EXERCISE DIRECTIONS -
Copy every line of the records below character for character, in the same order and with the same line breaks.

STORED RECORDS -
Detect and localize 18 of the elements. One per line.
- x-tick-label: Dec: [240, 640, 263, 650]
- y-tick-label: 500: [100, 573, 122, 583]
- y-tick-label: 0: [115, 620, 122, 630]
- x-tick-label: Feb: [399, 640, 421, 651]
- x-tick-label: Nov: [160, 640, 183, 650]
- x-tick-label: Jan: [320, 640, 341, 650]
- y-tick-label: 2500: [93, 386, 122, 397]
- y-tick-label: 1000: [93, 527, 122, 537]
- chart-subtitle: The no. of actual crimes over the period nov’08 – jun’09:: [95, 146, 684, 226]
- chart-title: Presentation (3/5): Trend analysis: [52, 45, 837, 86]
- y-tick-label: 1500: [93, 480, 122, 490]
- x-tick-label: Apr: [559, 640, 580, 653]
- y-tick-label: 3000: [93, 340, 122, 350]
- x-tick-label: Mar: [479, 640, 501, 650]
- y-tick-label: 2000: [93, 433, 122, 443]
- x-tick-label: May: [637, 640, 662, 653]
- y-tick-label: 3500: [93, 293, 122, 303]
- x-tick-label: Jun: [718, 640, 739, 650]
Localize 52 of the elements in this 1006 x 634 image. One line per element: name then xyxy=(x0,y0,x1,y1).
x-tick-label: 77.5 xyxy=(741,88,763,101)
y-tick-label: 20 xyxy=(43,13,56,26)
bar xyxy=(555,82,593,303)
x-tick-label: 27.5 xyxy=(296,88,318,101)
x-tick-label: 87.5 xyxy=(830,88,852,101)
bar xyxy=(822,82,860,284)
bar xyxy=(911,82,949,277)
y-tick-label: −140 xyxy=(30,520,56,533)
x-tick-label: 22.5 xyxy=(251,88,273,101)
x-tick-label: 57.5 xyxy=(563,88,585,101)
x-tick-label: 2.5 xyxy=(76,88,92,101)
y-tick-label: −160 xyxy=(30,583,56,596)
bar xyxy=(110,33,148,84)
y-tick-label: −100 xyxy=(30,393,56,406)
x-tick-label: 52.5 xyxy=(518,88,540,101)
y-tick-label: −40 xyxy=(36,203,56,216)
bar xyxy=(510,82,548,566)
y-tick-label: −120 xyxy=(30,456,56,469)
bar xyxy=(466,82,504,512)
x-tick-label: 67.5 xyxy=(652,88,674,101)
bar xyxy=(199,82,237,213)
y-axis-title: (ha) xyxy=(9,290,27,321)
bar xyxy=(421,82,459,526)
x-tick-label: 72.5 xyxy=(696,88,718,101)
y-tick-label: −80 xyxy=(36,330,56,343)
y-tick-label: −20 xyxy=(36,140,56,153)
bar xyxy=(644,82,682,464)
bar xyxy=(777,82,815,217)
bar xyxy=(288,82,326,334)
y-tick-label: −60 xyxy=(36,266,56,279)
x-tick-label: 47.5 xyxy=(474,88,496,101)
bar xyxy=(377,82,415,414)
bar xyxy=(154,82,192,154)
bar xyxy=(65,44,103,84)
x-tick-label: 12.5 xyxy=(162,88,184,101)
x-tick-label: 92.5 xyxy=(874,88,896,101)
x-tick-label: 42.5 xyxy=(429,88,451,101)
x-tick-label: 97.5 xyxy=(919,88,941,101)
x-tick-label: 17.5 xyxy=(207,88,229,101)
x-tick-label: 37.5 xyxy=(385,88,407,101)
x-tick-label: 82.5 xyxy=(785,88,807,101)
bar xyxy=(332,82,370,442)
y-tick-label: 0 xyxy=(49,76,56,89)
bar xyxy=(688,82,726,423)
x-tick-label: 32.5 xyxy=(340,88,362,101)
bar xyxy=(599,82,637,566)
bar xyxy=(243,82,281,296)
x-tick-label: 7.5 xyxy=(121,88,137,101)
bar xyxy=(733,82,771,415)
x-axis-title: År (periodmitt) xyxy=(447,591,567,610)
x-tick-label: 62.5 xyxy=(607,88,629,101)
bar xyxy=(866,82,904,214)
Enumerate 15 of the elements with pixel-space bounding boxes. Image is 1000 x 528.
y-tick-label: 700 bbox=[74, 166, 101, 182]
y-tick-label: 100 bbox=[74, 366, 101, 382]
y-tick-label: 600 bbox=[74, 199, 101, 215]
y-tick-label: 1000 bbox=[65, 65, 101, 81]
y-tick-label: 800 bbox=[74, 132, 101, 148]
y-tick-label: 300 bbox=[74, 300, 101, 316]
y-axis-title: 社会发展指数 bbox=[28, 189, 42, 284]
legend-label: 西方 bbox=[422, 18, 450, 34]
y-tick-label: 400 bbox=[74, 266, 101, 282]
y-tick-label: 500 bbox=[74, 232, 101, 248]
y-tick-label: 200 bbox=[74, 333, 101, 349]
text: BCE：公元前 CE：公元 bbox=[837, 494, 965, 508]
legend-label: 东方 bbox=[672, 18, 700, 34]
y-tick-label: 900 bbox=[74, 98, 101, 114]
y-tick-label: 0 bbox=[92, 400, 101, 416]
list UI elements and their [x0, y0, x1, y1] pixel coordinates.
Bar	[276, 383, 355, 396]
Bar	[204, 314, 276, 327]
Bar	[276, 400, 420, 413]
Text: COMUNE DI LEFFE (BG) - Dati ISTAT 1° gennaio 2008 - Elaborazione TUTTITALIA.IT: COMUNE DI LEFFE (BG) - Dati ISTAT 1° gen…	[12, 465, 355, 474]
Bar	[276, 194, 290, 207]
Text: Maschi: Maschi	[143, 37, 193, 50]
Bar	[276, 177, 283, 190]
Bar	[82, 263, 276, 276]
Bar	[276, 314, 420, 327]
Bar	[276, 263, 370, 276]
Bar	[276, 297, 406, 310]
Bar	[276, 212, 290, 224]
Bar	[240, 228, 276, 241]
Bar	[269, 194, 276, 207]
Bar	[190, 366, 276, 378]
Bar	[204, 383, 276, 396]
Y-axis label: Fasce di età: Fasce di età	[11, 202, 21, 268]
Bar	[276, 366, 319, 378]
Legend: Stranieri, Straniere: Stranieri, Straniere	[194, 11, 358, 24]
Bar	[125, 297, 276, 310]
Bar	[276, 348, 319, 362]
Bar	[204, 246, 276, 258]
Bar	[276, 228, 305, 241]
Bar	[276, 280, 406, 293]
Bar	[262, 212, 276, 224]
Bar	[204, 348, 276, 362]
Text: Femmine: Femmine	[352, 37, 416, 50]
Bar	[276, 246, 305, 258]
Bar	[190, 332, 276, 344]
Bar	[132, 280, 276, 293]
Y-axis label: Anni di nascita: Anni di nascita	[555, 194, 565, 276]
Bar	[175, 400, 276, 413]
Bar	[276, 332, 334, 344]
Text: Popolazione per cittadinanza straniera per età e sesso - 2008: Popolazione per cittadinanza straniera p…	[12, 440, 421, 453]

TASK RESPONSE -
Detect and localize 18 of the elements. One per line.
- x-tick-label: Dec: [240, 640, 263, 650]
- y-tick-label: 500: [100, 573, 122, 583]
- y-tick-label: 0: [115, 620, 122, 630]
- x-tick-label: Feb: [399, 640, 421, 651]
- x-tick-label: Nov: [160, 640, 183, 650]
- x-tick-label: Jan: [320, 640, 341, 650]
- y-tick-label: 2500: [93, 386, 122, 397]
- y-tick-label: 1000: [93, 527, 122, 537]
- chart-subtitle: The no. of actual crimes over the period nov’08 – jun’09:: [95, 146, 684, 226]
- chart-title: Presentation (3/5): Trend analysis: [52, 45, 837, 86]
- y-tick-label: 1500: [93, 480, 122, 490]
- x-tick-label: Apr: [559, 640, 580, 653]
- y-tick-label: 3000: [93, 340, 122, 350]
- x-tick-label: Mar: [479, 640, 501, 650]
- y-tick-label: 2000: [93, 433, 122, 443]
- x-tick-label: May: [637, 640, 662, 653]
- y-tick-label: 3500: [93, 293, 122, 303]
- x-tick-label: Jun: [718, 640, 739, 650]
Localize 52 of the elements in this 1006 x 634 image. One line per element: name then xyxy=(x0,y0,x1,y1).
x-tick-label: 77.5 xyxy=(741,88,763,101)
y-tick-label: 20 xyxy=(43,13,56,26)
bar xyxy=(555,82,593,303)
x-tick-label: 27.5 xyxy=(296,88,318,101)
x-tick-label: 87.5 xyxy=(830,88,852,101)
bar xyxy=(822,82,860,284)
bar xyxy=(911,82,949,277)
y-tick-label: −140 xyxy=(30,520,56,533)
x-tick-label: 22.5 xyxy=(251,88,273,101)
x-tick-label: 57.5 xyxy=(563,88,585,101)
x-tick-label: 2.5 xyxy=(76,88,92,101)
y-tick-label: −160 xyxy=(30,583,56,596)
bar xyxy=(110,33,148,84)
y-tick-label: −100 xyxy=(30,393,56,406)
x-tick-label: 52.5 xyxy=(518,88,540,101)
y-tick-label: −40 xyxy=(36,203,56,216)
bar xyxy=(510,82,548,566)
y-tick-label: −120 xyxy=(30,456,56,469)
bar xyxy=(466,82,504,512)
x-tick-label: 67.5 xyxy=(652,88,674,101)
bar xyxy=(199,82,237,213)
y-axis-title: (ha) xyxy=(9,290,27,321)
bar xyxy=(421,82,459,526)
x-tick-label: 72.5 xyxy=(696,88,718,101)
y-tick-label: −80 xyxy=(36,330,56,343)
y-tick-label: −20 xyxy=(36,140,56,153)
bar xyxy=(644,82,682,464)
bar xyxy=(777,82,815,217)
bar xyxy=(288,82,326,334)
y-tick-label: −60 xyxy=(36,266,56,279)
x-tick-label: 47.5 xyxy=(474,88,496,101)
bar xyxy=(377,82,415,414)
bar xyxy=(154,82,192,154)
bar xyxy=(65,44,103,84)
x-tick-label: 12.5 xyxy=(162,88,184,101)
x-tick-label: 92.5 xyxy=(874,88,896,101)
x-tick-label: 42.5 xyxy=(429,88,451,101)
x-tick-label: 97.5 xyxy=(919,88,941,101)
x-tick-label: 17.5 xyxy=(207,88,229,101)
x-tick-label: 37.5 xyxy=(385,88,407,101)
x-tick-label: 82.5 xyxy=(785,88,807,101)
bar xyxy=(332,82,370,442)
y-tick-label: 0 xyxy=(49,76,56,89)
bar xyxy=(688,82,726,423)
x-tick-label: 32.5 xyxy=(340,88,362,101)
bar xyxy=(599,82,637,566)
bar xyxy=(243,82,281,296)
x-tick-label: 7.5 xyxy=(121,88,137,101)
bar xyxy=(733,82,771,415)
x-axis-title: År (periodmitt) xyxy=(447,591,567,610)
x-tick-label: 62.5 xyxy=(607,88,629,101)
bar xyxy=(866,82,904,214)
Enumerate 15 of the elements with pixel-space bounding boxes. Image is 1000 x 528.
y-tick-label: 700 bbox=[74, 166, 101, 182]
y-tick-label: 100 bbox=[74, 366, 101, 382]
y-tick-label: 600 bbox=[74, 199, 101, 215]
y-tick-label: 1000 bbox=[65, 65, 101, 81]
y-tick-label: 800 bbox=[74, 132, 101, 148]
y-tick-label: 300 bbox=[74, 300, 101, 316]
y-axis-title: 社会发展指数 bbox=[28, 189, 42, 284]
legend-label: 西方 bbox=[422, 18, 450, 34]
y-tick-label: 400 bbox=[74, 266, 101, 282]
y-tick-label: 500 bbox=[74, 232, 101, 248]
y-tick-label: 200 bbox=[74, 333, 101, 349]
text: BCE：公元前 CE：公元 bbox=[837, 494, 965, 508]
legend-label: 东方 bbox=[672, 18, 700, 34]
y-tick-label: 900 bbox=[74, 98, 101, 114]
y-tick-label: 0 bbox=[92, 400, 101, 416]
list UI elements and their [x0, y0, x1, y1] pixel coordinates.
Bar	[276, 383, 355, 396]
Bar	[204, 314, 276, 327]
Bar	[276, 400, 420, 413]
Text: COMUNE DI LEFFE (BG) - Dati ISTAT 1° gennaio 2008 - Elaborazione TUTTITALIA.IT: COMUNE DI LEFFE (BG) - Dati ISTAT 1° gen…	[12, 465, 355, 474]
Bar	[276, 194, 290, 207]
Text: Maschi: Maschi	[143, 37, 193, 50]
Bar	[276, 177, 283, 190]
Bar	[82, 263, 276, 276]
Bar	[276, 314, 420, 327]
Bar	[276, 263, 370, 276]
Bar	[276, 297, 406, 310]
Bar	[276, 212, 290, 224]
Bar	[240, 228, 276, 241]
Bar	[269, 194, 276, 207]
Bar	[190, 366, 276, 378]
Bar	[204, 383, 276, 396]
Y-axis label: Fasce di età: Fasce di età	[11, 202, 21, 268]
Bar	[276, 366, 319, 378]
Legend: Stranieri, Straniere: Stranieri, Straniere	[194, 11, 358, 24]
Bar	[125, 297, 276, 310]
Bar	[276, 348, 319, 362]
Bar	[204, 246, 276, 258]
Bar	[276, 228, 305, 241]
Bar	[276, 280, 406, 293]
Bar	[262, 212, 276, 224]
Bar	[204, 348, 276, 362]
Text: Femmine: Femmine	[352, 37, 416, 50]
Bar	[276, 246, 305, 258]
Bar	[190, 332, 276, 344]
Bar	[132, 280, 276, 293]
Y-axis label: Anni di nascita: Anni di nascita	[555, 194, 565, 276]
Bar	[175, 400, 276, 413]
Bar	[276, 332, 334, 344]
Text: Popolazione per cittadinanza straniera per età e sesso - 2008: Popolazione per cittadinanza straniera p…	[12, 440, 421, 453]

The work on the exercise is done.